RECORD SET:
┌────────

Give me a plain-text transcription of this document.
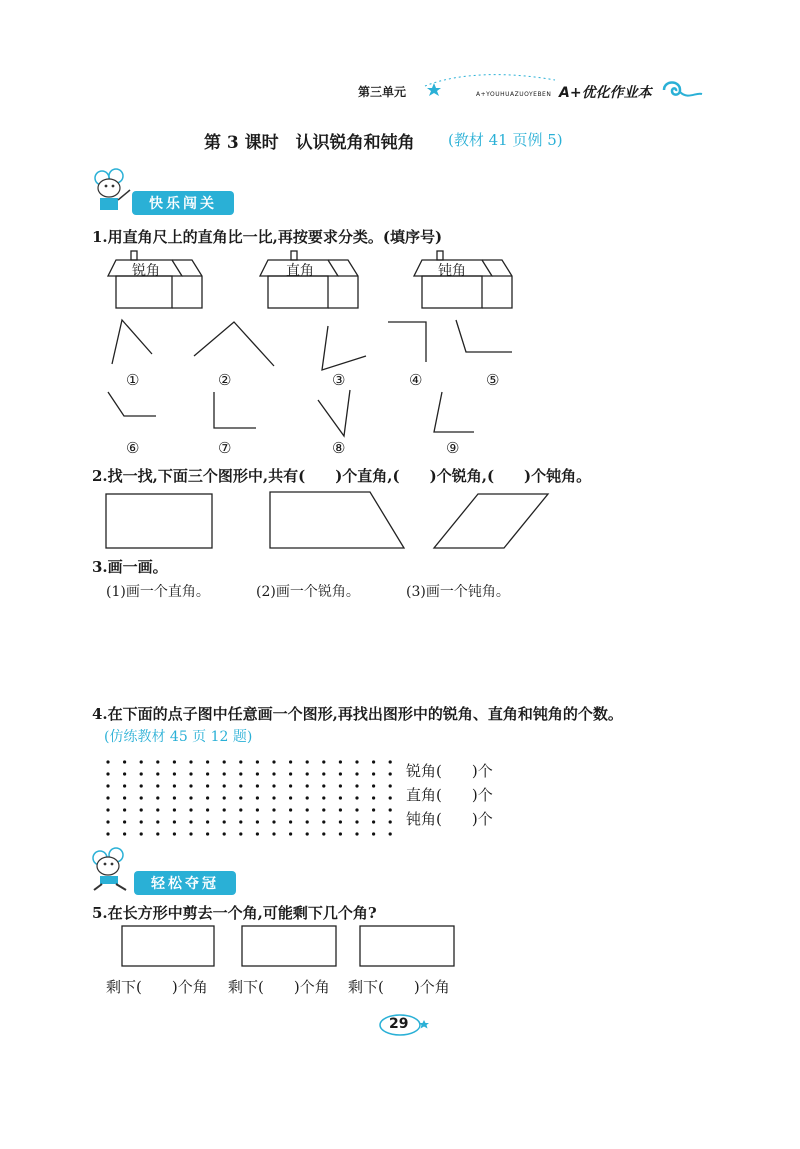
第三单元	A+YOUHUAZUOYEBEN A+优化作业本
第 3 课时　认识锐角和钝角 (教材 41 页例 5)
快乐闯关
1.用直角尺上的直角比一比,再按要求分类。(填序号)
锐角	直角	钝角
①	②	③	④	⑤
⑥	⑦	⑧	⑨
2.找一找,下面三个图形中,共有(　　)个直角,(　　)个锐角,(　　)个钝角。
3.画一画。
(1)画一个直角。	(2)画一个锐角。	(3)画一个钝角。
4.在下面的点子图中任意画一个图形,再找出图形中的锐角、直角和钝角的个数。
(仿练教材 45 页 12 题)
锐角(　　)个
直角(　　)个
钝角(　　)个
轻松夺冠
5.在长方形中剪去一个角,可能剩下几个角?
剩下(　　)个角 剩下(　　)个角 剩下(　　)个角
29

└────────
┌────────

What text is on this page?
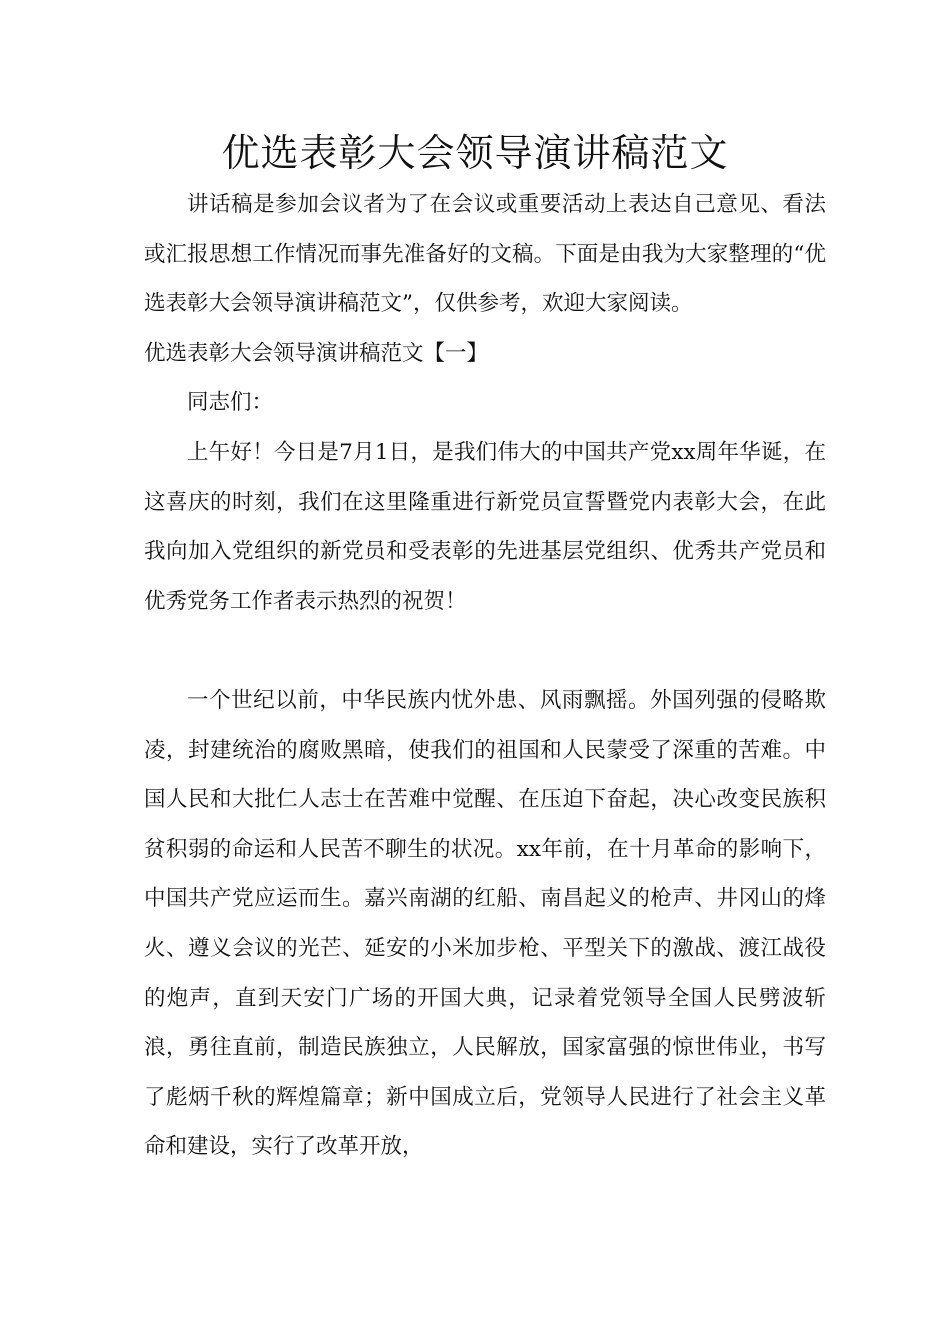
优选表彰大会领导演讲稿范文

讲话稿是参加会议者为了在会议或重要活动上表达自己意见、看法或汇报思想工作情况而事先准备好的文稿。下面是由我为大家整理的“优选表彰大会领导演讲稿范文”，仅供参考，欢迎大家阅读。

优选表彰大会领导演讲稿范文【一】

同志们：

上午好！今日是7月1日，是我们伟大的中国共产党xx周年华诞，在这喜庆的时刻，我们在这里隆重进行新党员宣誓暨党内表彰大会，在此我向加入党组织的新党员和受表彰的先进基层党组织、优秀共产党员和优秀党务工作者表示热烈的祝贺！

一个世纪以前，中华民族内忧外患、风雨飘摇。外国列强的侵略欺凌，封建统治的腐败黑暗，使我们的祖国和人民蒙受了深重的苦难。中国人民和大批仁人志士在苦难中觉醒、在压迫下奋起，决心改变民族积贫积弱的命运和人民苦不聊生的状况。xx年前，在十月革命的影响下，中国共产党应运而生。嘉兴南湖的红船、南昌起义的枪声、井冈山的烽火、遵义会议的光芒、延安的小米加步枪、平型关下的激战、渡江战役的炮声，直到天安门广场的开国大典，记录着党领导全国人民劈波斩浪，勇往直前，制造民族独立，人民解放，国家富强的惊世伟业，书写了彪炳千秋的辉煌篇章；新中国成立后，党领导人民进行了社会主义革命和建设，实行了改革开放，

└────────

TASK DIRECTIONS: Count up the lines in the listing that hold the word "优选表彰大会领导演讲稿范文", and give that number only.

REPLY: 3